**WHAT TO PRODUCE:**
Copy the lines that follow, keeping every character the same.

---- EXERCISE MATERIALS

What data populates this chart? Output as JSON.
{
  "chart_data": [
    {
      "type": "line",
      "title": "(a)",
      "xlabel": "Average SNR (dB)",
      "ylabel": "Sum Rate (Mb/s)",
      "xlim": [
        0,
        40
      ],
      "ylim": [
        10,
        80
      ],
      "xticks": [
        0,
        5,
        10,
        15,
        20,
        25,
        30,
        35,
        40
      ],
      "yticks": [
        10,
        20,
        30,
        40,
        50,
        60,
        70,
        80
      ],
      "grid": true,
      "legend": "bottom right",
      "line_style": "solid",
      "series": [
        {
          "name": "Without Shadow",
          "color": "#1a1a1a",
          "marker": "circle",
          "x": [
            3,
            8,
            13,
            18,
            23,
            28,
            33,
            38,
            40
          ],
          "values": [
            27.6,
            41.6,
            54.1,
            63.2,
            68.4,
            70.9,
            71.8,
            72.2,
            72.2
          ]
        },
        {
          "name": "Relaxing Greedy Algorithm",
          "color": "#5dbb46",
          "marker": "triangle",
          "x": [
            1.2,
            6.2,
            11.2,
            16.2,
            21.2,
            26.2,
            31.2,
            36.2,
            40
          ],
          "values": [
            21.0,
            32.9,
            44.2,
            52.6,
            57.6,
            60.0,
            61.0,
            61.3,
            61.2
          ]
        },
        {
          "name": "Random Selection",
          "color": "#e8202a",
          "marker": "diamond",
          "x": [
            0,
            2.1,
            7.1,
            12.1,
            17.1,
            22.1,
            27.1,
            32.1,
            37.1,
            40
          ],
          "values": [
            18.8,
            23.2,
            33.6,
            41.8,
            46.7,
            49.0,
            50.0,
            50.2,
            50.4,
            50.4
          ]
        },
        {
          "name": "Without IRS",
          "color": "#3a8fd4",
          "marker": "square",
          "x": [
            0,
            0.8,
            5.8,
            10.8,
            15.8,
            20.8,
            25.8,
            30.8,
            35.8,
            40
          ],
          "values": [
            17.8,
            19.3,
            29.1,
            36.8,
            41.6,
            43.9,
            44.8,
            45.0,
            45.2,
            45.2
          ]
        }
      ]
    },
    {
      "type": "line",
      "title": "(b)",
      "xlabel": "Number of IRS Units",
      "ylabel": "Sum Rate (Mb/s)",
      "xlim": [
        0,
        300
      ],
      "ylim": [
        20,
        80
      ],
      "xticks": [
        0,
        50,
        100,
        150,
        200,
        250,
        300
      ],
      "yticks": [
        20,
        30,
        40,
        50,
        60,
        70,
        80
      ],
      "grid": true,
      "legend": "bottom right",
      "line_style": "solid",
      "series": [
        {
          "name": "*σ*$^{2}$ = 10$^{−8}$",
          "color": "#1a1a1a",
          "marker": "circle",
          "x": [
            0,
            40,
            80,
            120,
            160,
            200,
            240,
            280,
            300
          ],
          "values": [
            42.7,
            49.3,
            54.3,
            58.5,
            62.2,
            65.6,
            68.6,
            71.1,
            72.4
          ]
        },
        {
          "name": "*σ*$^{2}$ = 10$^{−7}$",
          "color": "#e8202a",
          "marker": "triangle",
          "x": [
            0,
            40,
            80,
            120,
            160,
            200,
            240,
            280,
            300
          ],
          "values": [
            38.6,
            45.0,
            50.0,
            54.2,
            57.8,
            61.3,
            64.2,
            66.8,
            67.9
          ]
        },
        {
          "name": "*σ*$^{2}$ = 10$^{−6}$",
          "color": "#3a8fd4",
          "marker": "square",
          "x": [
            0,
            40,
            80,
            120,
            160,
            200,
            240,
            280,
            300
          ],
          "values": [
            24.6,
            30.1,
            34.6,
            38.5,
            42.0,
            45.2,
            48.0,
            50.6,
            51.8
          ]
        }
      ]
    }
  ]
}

--------

**THE ANSWER:**
What data populates this chart? Output as JSON.
{
  "chart_data": [
    {
      "type": "line",
      "title": "(a)",
      "xlabel": "Average SNR (dB)",
      "ylabel": "Sum Rate (Mb/s)",
      "xlim": [
        0,
        40
      ],
      "ylim": [
        10,
        80
      ],
      "xticks": [
        0,
        5,
        10,
        15,
        20,
        25,
        30,
        35,
        40
      ],
      "yticks": [
        10,
        20,
        30,
        40,
        50,
        60,
        70,
        80
      ],
      "grid": true,
      "legend": "bottom right",
      "line_style": "solid",
      "series": [
        {
          "name": "Without Shadow",
          "color": "#1a1a1a",
          "marker": "circle",
          "x": [
            3,
            8,
            13,
            18,
            23,
            28,
            33,
            38,
            40
          ],
          "values": [
            27.6,
            41.6,
            54.1,
            63.2,
            68.4,
            70.9,
            71.8,
            72.2,
            72.2
          ]
        },
        {
          "name": "Relaxing Greedy Algorithm",
          "color": "#5dbb46",
          "marker": "triangle",
          "x": [
            1.2,
            6.2,
            11.2,
            16.2,
            21.2,
            26.2,
            31.2,
            36.2,
            40
          ],
          "values": [
            21.0,
            32.9,
            44.2,
            52.6,
            57.6,
            60.0,
            61.0,
            61.3,
            61.2
          ]
        },
        {
          "name": "Random Selection",
          "color": "#e8202a",
          "marker": "diamond",
          "x": [
            0,
            2.1,
            7.1,
            12.1,
            17.1,
            22.1,
            27.1,
            32.1,
            37.1,
            40
          ],
          "values": [
            18.8,
            23.2,
            33.6,
            41.8,
            46.7,
            49.0,
            50.0,
            50.2,
            50.4,
            50.4
          ]
        },
        {
          "name": "Without IRS",
          "color": "#3a8fd4",
          "marker": "square",
          "x": [
            0,
            0.8,
            5.8,
            10.8,
            15.8,
            20.8,
            25.8,
            30.8,
            35.8,
            40
          ],
          "values": [
            17.8,
            19.3,
            29.1,
            36.8,
            41.6,
            43.9,
            44.8,
            45.0,
            45.2,
            45.2
          ]
        }
      ]
    },
    {
      "type": "line",
      "title": "(b)",
      "xlabel": "Number of IRS Units",
      "ylabel": "Sum Rate (Mb/s)",
      "xlim": [
        0,
        300
      ],
      "ylim": [
        20,
        80
      ],
      "xticks": [
        0,
        50,
        100,
        150,
        200,
        250,
        300
      ],
      "yticks": [
        20,
        30,
        40,
        50,
        60,
        70,
        80
      ],
      "grid": true,
      "legend": "bottom right",
      "line_style": "solid",
      "series": [
        {
          "name": "*σ*$^{2}$ = 10$^{−8}$",
          "color": "#1a1a1a",
          "marker": "circle",
          "x": [
            0,
            40,
            80,
            120,
            160,
            200,
            240,
            280,
            300
          ],
          "values": [
            42.7,
            49.3,
            54.3,
            58.5,
            62.2,
            65.6,
            68.6,
            71.1,
            72.4
          ]
        },
        {
          "name": "*σ*$^{2}$ = 10$^{−7}$",
          "color": "#e8202a",
          "marker": "triangle",
          "x": [
            0,
            40,
            80,
            120,
            160,
            200,
            240,
            280,
            300
          ],
          "values": [
            38.6,
            45.0,
            50.0,
            54.2,
            57.8,
            61.3,
            64.2,
            66.8,
            67.9
          ]
        },
        {
          "name": "*σ*$^{2}$ = 10$^{−6}$",
          "color": "#3a8fd4",
          "marker": "square",
          "x": [
            0,
            40,
            80,
            120,
            160,
            200,
            240,
            280,
            300
          ],
          "values": [
            24.6,
            30.1,
            34.6,
            38.5,
            42.0,
            45.2,
            48.0,
            50.6,
            51.8
          ]
        }
      ]
    }
  ]
}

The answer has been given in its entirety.